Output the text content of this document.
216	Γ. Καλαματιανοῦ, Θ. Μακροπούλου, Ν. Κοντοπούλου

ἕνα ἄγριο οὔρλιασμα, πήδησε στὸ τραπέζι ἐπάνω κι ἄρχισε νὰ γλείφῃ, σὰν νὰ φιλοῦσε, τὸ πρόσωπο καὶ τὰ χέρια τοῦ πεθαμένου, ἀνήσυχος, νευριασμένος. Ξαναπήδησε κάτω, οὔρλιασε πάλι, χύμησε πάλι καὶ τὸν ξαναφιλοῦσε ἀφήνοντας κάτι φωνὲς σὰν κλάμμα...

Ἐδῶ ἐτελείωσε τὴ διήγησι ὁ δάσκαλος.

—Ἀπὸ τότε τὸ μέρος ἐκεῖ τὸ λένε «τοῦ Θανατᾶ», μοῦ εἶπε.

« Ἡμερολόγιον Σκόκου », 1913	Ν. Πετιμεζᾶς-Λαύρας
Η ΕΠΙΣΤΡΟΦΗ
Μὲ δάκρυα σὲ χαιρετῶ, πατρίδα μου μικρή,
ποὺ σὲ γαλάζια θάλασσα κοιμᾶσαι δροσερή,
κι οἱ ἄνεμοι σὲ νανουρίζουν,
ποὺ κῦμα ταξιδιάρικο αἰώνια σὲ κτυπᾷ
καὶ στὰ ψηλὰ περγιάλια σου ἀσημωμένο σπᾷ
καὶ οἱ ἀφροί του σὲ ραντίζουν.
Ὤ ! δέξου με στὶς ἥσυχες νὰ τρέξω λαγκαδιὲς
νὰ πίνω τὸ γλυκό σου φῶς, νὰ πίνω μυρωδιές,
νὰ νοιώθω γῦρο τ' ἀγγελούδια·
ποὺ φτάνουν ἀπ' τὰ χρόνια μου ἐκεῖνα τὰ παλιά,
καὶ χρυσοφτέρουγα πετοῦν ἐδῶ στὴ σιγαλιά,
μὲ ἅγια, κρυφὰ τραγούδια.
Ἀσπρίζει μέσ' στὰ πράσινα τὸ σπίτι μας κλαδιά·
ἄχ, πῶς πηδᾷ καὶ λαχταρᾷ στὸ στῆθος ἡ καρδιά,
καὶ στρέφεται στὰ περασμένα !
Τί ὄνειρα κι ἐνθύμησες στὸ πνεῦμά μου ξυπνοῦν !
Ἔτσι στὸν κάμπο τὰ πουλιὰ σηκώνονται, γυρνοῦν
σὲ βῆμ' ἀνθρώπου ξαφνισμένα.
+ + + + + + +
- To do
Using the data above, reproduce every line exactly.

- Written solution
Output the text content of this document.
216	Γ. Καλαματιανοῦ, Θ. Μακροπούλου, Ν. Κοντοπούλου

ἕνα ἄγριο οὔρλιασμα, πήδησε στὸ τραπέζι ἐπάνω κι ἄρχισε νὰ γλείφῃ, σὰν νὰ φιλοῦσε, τὸ πρόσωπο καὶ τὰ χέρια τοῦ πεθαμένου, ἀνήσυχος, νευριασμένος. Ξαναπήδησε κάτω, οὔρλιασε πάλι, χύμησε πάλι καὶ τὸν ξαναφιλοῦσε ἀφήνοντας κάτι φωνὲς σὰν κλάμμα...

Ἐδῶ ἐτελείωσε τὴ διήγησι ὁ δάσκαλος.

—Ἀπὸ τότε τὸ μέρος ἐκεῖ τὸ λένε «τοῦ Θανατᾶ», μοῦ εἶπε.

« Ἡμερολόγιον Σκόκου », 1913	Ν. Πετιμεζᾶς-Λαύρας
Η ΕΠΙΣΤΡΟΦΗ
Μὲ δάκρυα σὲ χαιρετῶ, πατρίδα μου μικρή,
ποὺ σὲ γαλάζια θάλασσα κοιμᾶσαι δροσερή,
κι οἱ ἄνεμοι σὲ νανουρίζουν,
ποὺ κῦμα ταξιδιάρικο αἰώνια σὲ κτυπᾷ
καὶ στὰ ψηλὰ περγιάλια σου ἀσημωμένο σπᾷ
καὶ οἱ ἀφροί του σὲ ραντίζουν.
Ὤ ! δέξου με στὶς ἥσυχες νὰ τρέξω λαγκαδιὲς
νὰ πίνω τὸ γλυκό σου φῶς, νὰ πίνω μυρωδιές,
νὰ νοιώθω γῦρο τ' ἀγγελούδια·
ποὺ φτάνουν ἀπ' τὰ χρόνια μου ἐκεῖνα τὰ παλιά,
καὶ χρυσοφτέρουγα πετοῦν ἐδῶ στὴ σιγαλιά,
μὲ ἅγια, κρυφὰ τραγούδια.
Ἀσπρίζει μέσ' στὰ πράσινα τὸ σπίτι μας κλαδιά·
ἄχ, πῶς πηδᾷ καὶ λαχταρᾷ στὸ στῆθος ἡ καρδιά,
καὶ στρέφεται στὰ περασμένα !
Τί ὄνειρα κι ἐνθύμησες στὸ πνεῦμά μου ξυπνοῦν !
Ἔτσι στὸν κάμπο τὰ πουλιὰ σηκώνονται, γυρνοῦν
σὲ βῆμ' ἀνθρώπου ξαφνισμένα.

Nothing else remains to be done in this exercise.